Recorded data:

────────

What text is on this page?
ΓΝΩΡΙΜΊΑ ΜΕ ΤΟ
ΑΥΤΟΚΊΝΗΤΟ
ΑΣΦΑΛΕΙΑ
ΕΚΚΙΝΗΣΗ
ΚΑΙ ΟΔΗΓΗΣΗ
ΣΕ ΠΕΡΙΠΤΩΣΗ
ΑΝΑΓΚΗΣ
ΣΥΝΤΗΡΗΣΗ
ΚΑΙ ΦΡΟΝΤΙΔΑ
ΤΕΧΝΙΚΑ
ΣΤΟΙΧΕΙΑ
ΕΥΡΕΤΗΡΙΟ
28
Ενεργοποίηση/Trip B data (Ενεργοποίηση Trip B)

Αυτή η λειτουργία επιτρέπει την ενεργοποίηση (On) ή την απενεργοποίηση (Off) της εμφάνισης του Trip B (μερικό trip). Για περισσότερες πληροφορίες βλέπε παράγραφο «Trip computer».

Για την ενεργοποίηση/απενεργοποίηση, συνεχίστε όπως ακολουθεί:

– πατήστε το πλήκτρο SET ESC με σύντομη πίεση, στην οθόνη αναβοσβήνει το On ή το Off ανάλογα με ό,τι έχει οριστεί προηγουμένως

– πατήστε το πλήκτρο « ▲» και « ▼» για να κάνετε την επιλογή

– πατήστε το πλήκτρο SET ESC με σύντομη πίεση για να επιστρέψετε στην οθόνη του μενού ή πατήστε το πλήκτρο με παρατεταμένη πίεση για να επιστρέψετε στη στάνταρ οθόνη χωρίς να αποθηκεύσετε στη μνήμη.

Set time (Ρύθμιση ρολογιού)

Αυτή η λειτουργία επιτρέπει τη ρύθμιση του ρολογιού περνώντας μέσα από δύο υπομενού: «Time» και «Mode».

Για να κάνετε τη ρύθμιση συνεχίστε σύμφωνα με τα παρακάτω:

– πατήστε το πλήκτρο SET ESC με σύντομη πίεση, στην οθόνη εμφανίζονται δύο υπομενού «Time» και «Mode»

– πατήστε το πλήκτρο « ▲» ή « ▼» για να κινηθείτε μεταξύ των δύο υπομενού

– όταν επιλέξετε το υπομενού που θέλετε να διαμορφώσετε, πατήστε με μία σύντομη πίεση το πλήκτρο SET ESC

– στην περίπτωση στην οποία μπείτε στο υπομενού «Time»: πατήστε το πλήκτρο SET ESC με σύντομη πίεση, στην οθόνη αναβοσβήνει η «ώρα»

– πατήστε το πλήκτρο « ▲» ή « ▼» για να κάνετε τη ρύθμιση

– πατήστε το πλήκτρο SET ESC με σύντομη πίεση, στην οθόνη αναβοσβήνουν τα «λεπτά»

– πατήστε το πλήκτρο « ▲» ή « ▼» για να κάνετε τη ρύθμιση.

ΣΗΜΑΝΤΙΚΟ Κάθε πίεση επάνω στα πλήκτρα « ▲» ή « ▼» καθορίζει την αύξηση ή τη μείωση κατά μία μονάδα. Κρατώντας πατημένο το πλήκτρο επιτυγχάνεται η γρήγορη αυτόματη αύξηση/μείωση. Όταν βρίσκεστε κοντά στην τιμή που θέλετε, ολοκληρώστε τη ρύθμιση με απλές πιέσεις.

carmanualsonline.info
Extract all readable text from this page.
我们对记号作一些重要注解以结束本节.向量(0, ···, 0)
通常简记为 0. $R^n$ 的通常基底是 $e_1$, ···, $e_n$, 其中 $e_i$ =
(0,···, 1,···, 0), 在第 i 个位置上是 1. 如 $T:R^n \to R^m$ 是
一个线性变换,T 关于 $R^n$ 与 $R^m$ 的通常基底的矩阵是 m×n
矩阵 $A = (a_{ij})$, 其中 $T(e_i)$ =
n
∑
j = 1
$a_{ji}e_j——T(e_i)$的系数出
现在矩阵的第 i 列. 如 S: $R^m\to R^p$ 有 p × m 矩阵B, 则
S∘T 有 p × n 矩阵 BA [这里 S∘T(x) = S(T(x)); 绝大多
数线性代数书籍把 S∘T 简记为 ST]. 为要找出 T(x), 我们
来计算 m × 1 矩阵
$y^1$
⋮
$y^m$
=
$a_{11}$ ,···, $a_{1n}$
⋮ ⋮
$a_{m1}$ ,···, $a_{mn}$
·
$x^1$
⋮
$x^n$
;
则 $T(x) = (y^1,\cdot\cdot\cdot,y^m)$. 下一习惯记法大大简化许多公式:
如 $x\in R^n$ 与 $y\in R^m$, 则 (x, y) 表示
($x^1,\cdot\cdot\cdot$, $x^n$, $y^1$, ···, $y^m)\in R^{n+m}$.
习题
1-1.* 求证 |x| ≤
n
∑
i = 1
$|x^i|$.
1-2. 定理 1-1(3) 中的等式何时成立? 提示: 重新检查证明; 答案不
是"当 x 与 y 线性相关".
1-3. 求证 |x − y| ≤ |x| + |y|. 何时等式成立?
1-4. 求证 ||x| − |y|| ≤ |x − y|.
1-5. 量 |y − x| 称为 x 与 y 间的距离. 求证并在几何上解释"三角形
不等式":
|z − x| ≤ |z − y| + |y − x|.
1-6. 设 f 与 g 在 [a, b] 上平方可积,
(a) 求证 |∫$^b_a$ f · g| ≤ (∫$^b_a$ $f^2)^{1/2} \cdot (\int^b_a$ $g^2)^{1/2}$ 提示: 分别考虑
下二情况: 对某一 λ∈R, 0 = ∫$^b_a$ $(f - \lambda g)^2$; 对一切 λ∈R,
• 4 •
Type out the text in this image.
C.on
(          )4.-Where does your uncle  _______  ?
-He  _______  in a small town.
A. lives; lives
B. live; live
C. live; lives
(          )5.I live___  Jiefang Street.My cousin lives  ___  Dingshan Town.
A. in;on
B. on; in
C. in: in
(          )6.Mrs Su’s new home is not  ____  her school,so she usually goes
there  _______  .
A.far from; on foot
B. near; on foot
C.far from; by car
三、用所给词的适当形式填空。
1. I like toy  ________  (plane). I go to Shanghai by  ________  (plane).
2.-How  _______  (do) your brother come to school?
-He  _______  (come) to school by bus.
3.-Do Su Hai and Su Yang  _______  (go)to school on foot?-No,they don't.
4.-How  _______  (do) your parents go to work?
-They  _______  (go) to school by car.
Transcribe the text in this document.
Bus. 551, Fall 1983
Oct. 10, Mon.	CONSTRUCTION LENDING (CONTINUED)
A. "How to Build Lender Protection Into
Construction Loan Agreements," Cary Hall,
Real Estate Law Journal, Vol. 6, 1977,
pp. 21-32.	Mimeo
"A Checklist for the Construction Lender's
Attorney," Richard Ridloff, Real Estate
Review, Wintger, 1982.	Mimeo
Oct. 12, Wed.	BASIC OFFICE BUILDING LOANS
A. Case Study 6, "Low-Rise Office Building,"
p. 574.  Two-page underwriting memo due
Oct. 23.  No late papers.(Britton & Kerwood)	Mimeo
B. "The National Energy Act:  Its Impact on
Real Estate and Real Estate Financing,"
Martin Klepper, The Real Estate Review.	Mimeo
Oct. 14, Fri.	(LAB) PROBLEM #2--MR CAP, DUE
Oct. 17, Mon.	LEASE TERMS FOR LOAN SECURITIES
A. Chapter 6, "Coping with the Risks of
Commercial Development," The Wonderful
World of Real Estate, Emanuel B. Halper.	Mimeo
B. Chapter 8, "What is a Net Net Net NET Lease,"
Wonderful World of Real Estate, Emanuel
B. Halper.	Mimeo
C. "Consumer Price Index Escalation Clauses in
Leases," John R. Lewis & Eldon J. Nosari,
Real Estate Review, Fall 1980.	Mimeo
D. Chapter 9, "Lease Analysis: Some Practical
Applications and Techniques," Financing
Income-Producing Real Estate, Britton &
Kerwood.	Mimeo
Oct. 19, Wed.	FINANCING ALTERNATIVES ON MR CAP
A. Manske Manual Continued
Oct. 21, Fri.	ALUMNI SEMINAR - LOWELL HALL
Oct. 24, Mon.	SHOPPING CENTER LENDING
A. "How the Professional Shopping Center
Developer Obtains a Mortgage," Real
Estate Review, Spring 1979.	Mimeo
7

────────

#### WHAT YOU HAVE TO DO:
List every line above that holds the word "συνεχίστε".

#### FINAL RESULT:
Για την ενεργοποίηση/απενεργοποίηση, συνεχίστε όπως ακολουθεί:
Για να κάνετε τη ρύθμιση συνεχίστε σύμφωνα με τα παρακάτω:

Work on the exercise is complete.